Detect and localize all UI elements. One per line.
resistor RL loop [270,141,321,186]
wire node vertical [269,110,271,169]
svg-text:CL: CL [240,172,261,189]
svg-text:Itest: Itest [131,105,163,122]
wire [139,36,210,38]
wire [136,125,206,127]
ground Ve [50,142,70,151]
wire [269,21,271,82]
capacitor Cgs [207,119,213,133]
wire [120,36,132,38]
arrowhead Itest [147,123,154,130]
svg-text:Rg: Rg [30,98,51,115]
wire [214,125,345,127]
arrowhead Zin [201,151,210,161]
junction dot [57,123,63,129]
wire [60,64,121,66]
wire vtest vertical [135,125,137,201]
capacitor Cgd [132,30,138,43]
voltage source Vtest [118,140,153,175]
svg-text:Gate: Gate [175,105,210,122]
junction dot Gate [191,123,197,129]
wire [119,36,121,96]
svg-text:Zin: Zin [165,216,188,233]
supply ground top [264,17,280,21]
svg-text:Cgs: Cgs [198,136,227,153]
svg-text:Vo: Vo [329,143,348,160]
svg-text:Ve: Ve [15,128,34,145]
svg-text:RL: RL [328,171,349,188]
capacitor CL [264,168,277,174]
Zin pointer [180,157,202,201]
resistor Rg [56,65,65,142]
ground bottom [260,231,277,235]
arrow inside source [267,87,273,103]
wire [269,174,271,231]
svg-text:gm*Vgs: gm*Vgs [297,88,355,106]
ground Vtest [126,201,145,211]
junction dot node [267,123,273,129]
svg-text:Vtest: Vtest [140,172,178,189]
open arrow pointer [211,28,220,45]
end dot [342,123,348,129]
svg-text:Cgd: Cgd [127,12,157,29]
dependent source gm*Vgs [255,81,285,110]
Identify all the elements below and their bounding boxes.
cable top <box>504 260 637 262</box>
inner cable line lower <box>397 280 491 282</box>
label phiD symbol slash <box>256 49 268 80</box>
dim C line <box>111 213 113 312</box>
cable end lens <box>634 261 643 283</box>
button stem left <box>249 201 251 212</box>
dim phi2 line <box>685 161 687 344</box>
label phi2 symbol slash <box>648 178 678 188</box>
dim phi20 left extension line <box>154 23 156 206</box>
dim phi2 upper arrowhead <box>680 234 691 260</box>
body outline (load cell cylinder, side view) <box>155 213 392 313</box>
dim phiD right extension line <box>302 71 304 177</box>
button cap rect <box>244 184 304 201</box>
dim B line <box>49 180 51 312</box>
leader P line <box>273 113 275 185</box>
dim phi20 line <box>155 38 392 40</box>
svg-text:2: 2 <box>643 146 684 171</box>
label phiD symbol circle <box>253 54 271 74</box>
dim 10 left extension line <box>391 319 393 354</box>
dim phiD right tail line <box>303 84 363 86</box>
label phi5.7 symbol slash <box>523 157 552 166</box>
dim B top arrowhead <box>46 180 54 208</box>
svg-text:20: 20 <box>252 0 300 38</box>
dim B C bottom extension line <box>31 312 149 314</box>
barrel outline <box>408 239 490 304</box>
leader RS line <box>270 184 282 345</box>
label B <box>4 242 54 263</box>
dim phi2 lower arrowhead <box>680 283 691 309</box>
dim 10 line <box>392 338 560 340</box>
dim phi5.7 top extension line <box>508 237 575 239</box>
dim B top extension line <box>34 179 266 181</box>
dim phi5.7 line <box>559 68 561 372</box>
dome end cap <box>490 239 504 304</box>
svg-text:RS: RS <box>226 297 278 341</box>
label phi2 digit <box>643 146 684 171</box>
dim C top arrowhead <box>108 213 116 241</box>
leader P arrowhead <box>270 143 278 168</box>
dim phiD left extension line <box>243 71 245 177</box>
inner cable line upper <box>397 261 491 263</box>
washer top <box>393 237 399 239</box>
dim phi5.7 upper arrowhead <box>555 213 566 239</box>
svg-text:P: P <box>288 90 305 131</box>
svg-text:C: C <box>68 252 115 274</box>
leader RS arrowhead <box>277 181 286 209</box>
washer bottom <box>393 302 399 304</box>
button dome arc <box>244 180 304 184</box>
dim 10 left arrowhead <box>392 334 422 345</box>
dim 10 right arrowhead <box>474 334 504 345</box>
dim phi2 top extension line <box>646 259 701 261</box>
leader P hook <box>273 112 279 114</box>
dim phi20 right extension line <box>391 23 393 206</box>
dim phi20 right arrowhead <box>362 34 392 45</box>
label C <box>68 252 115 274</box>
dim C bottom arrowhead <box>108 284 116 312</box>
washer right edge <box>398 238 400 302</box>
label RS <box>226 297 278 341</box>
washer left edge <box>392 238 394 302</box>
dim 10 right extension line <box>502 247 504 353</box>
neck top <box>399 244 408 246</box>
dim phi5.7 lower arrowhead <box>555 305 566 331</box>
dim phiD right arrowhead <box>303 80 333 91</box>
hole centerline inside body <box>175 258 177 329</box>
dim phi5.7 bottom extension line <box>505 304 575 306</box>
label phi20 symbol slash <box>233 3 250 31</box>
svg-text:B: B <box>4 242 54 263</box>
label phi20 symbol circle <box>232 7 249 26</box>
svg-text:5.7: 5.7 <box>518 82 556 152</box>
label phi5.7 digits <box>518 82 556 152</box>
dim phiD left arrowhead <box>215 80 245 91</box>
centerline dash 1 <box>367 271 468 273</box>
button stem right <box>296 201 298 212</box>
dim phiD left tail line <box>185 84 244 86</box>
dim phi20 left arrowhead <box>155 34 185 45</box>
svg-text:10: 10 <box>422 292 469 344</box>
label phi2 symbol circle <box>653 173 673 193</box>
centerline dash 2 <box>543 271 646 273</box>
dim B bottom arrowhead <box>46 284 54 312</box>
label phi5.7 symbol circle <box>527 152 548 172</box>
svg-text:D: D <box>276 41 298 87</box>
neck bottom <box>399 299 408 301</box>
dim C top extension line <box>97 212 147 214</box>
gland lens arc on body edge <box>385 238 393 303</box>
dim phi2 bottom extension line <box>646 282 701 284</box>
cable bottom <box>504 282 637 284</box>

#### Stated goal:
Copy the listing word for word, starting at its first line and ending with the line that contains "svg-text:2: 2 <box>643 146 684 171</box>", including both.

#### Solution for this problem:
Detect and localize all UI elements. One per line.
resistor RL loop [270,141,321,186]
wire node vertical [269,110,271,169]
svg-text:CL: CL [240,172,261,189]
svg-text:Itest: Itest [131,105,163,122]
wire [139,36,210,38]
wire [136,125,206,127]
ground Ve [50,142,70,151]
wire [269,21,271,82]
capacitor Cgs [207,119,213,133]
wire [120,36,132,38]
arrowhead Itest [147,123,154,130]
svg-text:Rg: Rg [30,98,51,115]
wire [214,125,345,127]
arrowhead Zin [201,151,210,161]
junction dot [57,123,63,129]
wire [60,64,121,66]
wire vtest vertical [135,125,137,201]
capacitor Cgd [132,30,138,43]
voltage source Vtest [118,140,153,175]
svg-text:Gate: Gate [175,105,210,122]
junction dot Gate [191,123,197,129]
wire [119,36,121,96]
svg-text:Zin: Zin [165,216,188,233]
supply ground top [264,17,280,21]
svg-text:Cgs: Cgs [198,136,227,153]
svg-text:Vo: Vo [329,143,348,160]
svg-text:Ve: Ve [15,128,34,145]
svg-text:RL: RL [328,171,349,188]
capacitor CL [264,168,277,174]
Zin pointer [180,157,202,201]
resistor Rg [56,65,65,142]
ground bottom [260,231,277,235]
arrow inside source [267,87,273,103]
wire [269,174,271,231]
svg-text:gm*Vgs: gm*Vgs [297,88,355,106]
ground Vtest [126,201,145,211]
junction dot node [267,123,273,129]
svg-text:Vtest: Vtest [140,172,178,189]
open arrow pointer [211,28,220,45]
end dot [342,123,348,129]
svg-text:Cgd: Cgd [127,12,157,29]
dependent source gm*Vgs [255,81,285,110]
Identify all the elements below and their bounding boxes.
cable top <box>504 260 637 262</box>
inner cable line lower <box>397 280 491 282</box>
label phiD symbol slash <box>256 49 268 80</box>
dim C line <box>111 213 113 312</box>
cable end lens <box>634 261 643 283</box>
button stem left <box>249 201 251 212</box>
dim phi2 line <box>685 161 687 344</box>
label phi2 symbol slash <box>648 178 678 188</box>
dim phi20 left extension line <box>154 23 156 206</box>
dim phi2 upper arrowhead <box>680 234 691 260</box>
body outline (load cell cylinder, side view) <box>155 213 392 313</box>
dim phiD right extension line <box>302 71 304 177</box>
button cap rect <box>244 184 304 201</box>
dim B line <box>49 180 51 312</box>
leader P line <box>273 113 275 185</box>
dim phi20 line <box>155 38 392 40</box>
svg-text:2: 2 <box>643 146 684 171</box>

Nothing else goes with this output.